## Task objective:
Write each line out again exactly as written.

═══ Records supplied

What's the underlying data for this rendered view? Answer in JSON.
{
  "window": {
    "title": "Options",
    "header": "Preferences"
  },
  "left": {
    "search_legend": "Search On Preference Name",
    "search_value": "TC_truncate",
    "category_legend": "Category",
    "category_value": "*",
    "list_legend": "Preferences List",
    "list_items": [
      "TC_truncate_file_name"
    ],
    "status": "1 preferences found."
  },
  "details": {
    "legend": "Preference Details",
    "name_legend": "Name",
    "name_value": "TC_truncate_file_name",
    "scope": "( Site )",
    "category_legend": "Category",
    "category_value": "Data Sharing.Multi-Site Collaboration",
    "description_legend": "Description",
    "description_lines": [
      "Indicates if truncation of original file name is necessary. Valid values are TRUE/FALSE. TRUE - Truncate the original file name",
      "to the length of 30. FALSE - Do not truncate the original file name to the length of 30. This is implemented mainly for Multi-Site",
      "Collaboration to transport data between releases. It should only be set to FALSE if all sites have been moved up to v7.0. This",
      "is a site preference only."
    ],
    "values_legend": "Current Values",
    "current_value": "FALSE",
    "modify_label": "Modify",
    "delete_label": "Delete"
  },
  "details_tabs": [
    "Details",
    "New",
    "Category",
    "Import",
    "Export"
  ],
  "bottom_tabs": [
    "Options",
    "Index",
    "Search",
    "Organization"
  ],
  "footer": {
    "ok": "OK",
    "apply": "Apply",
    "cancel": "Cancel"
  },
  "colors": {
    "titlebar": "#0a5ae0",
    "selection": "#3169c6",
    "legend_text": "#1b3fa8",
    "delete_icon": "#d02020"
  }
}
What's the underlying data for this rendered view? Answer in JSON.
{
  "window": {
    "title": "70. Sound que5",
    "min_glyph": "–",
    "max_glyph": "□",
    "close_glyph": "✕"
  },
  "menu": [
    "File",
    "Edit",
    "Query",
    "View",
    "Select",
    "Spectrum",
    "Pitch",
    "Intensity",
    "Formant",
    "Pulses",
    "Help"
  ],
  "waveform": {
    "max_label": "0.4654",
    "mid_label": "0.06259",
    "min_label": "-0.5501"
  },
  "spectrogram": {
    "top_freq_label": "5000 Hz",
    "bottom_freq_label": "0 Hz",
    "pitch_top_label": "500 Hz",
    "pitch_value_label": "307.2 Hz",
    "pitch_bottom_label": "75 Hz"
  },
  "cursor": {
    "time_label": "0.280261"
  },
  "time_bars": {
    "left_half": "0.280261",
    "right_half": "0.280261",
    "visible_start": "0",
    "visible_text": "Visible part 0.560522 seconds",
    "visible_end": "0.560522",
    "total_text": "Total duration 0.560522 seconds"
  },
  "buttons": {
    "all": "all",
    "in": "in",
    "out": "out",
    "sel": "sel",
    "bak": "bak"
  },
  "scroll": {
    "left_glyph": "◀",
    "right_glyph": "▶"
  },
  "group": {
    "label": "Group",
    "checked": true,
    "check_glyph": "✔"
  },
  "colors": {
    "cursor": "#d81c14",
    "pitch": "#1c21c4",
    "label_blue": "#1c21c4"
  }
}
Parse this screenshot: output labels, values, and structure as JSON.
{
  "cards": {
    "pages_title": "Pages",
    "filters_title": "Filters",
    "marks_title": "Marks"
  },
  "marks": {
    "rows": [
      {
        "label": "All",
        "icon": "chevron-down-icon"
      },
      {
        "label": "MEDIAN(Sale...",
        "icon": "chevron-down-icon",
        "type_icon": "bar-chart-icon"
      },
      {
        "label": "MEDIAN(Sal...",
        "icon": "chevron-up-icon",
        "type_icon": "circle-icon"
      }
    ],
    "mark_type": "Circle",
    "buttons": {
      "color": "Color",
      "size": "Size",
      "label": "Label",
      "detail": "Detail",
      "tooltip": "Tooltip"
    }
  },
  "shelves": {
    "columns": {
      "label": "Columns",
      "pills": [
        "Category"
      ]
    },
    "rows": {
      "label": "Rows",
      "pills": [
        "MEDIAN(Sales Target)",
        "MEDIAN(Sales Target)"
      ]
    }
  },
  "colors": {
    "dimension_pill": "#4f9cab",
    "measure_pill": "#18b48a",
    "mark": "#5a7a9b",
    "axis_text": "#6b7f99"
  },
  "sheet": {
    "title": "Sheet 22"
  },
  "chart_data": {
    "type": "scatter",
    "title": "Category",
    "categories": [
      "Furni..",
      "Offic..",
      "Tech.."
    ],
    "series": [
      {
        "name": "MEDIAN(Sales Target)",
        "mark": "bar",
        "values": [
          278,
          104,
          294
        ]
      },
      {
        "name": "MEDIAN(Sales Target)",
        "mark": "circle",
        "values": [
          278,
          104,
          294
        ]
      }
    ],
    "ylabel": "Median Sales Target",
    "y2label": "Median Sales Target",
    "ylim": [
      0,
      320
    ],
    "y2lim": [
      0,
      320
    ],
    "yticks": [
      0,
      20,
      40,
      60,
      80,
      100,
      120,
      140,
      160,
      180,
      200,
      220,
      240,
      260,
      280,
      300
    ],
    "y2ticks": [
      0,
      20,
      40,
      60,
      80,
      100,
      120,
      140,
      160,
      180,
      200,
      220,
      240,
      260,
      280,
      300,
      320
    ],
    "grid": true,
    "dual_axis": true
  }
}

══════

## The result:
What's the underlying data for this rendered view? Answer in JSON.
{
  "window": {
    "title": "Options",
    "header": "Preferences"
  },
  "left": {
    "search_legend": "Search On Preference Name",
    "search_value": "TC_truncate",
    "category_legend": "Category",
    "category_value": "*",
    "list_legend": "Preferences List",
    "list_items": [
      "TC_truncate_file_name"
    ],
    "status": "1 preferences found."
  },
  "details": {
    "legend": "Preference Details",
    "name_legend": "Name",
    "name_value": "TC_truncate_file_name",
    "scope": "( Site )",
    "category_legend": "Category",
    "category_value": "Data Sharing.Multi-Site Collaboration",
    "description_legend": "Description",
    "description_lines": [
      "Indicates if truncation of original file name is necessary. Valid values are TRUE/FALSE. TRUE - Truncate the original file name",
      "to the length of 30. FALSE - Do not truncate the original file name to the length of 30. This is implemented mainly for Multi-Site",
      "Collaboration to transport data between releases. It should only be set to FALSE if all sites have been moved up to v7.0. This",
      "is a site preference only."
    ],
    "values_legend": "Current Values",
    "current_value": "FALSE",
    "modify_label": "Modify",
    "delete_label": "Delete"
  },
  "details_tabs": [
    "Details",
    "New",
    "Category",
    "Import",
    "Export"
  ],
  "bottom_tabs": [
    "Options",
    "Index",
    "Search",
    "Organization"
  ],
  "footer": {
    "ok": "OK",
    "apply": "Apply",
    "cancel": "Cancel"
  },
  "colors": {
    "titlebar": "#0a5ae0",
    "selection": "#3169c6",
    "legend_text": "#1b3fa8",
    "delete_icon": "#d02020"
  }
}
What's the underlying data for this rendered view? Answer in JSON.
{
  "window": {
    "title": "70. Sound que5",
    "min_glyph": "–",
    "max_glyph": "□",
    "close_glyph": "✕"
  },
  "menu": [
    "File",
    "Edit",
    "Query",
    "View",
    "Select",
    "Spectrum",
    "Pitch",
    "Intensity",
    "Formant",
    "Pulses",
    "Help"
  ],
  "waveform": {
    "max_label": "0.4654",
    "mid_label": "0.06259",
    "min_label": "-0.5501"
  },
  "spectrogram": {
    "top_freq_label": "5000 Hz",
    "bottom_freq_label": "0 Hz",
    "pitch_top_label": "500 Hz",
    "pitch_value_label": "307.2 Hz",
    "pitch_bottom_label": "75 Hz"
  },
  "cursor": {
    "time_label": "0.280261"
  },
  "time_bars": {
    "left_half": "0.280261",
    "right_half": "0.280261",
    "visible_start": "0",
    "visible_text": "Visible part 0.560522 seconds",
    "visible_end": "0.560522",
    "total_text": "Total duration 0.560522 seconds"
  },
  "buttons": {
    "all": "all",
    "in": "in",
    "out": "out",
    "sel": "sel",
    "bak": "bak"
  },
  "scroll": {
    "left_glyph": "◀",
    "right_glyph": "▶"
  },
  "group": {
    "label": "Group",
    "checked": true,
    "check_glyph": "✔"
  },
  "colors": {
    "cursor": "#d81c14",
    "pitch": "#1c21c4",
    "label_blue": "#1c21c4"
  }
}
Parse this screenshot: output labels, values, and structure as JSON.
{
  "cards": {
    "pages_title": "Pages",
    "filters_title": "Filters",
    "marks_title": "Marks"
  },
  "marks": {
    "rows": [
      {
        "label": "All",
        "icon": "chevron-down-icon"
      },
      {
        "label": "MEDIAN(Sale...",
        "icon": "chevron-down-icon",
        "type_icon": "bar-chart-icon"
      },
      {
        "label": "MEDIAN(Sal...",
        "icon": "chevron-up-icon",
        "type_icon": "circle-icon"
      }
    ],
    "mark_type": "Circle",
    "buttons": {
      "color": "Color",
      "size": "Size",
      "label": "Label",
      "detail": "Detail",
      "tooltip": "Tooltip"
    }
  },
  "shelves": {
    "columns": {
      "label": "Columns",
      "pills": [
        "Category"
      ]
    },
    "rows": {
      "label": "Rows",
      "pills": [
        "MEDIAN(Sales Target)",
        "MEDIAN(Sales Target)"
      ]
    }
  },
  "colors": {
    "dimension_pill": "#4f9cab",
    "measure_pill": "#18b48a",
    "mark": "#5a7a9b",
    "axis_text": "#6b7f99"
  },
  "sheet": {
    "title": "Sheet 22"
  },
  "chart_data": {
    "type": "scatter",
    "title": "Category",
    "categories": [
      "Furni..",
      "Offic..",
      "Tech.."
    ],
    "series": [
      {
        "name": "MEDIAN(Sales Target)",
        "mark": "bar",
        "values": [
          278,
          104,
          294
        ]
      },
      {
        "name": "MEDIAN(Sales Target)",
        "mark": "circle",
        "values": [
          278,
          104,
          294
        ]
      }
    ],
    "ylabel": "Median Sales Target",
    "y2label": "Median Sales Target",
    "ylim": [
      0,
      320
    ],
    "y2lim": [
      0,
      320
    ],
    "yticks": [
      0,
      20,
      40,
      60,
      80,
      100,
      120,
      140,
      160,
      180,
      200,
      220,
      240,
      260,
      280,
      300
    ],
    "y2ticks": [
      0,
      20,
      40,
      60,
      80,
      100,
      120,
      140,
      160,
      180,
      200,
      220,
      240,
      260,
      280,
      300,
      320
    ],
    "grid": true,
    "dual_axis": true
  }
}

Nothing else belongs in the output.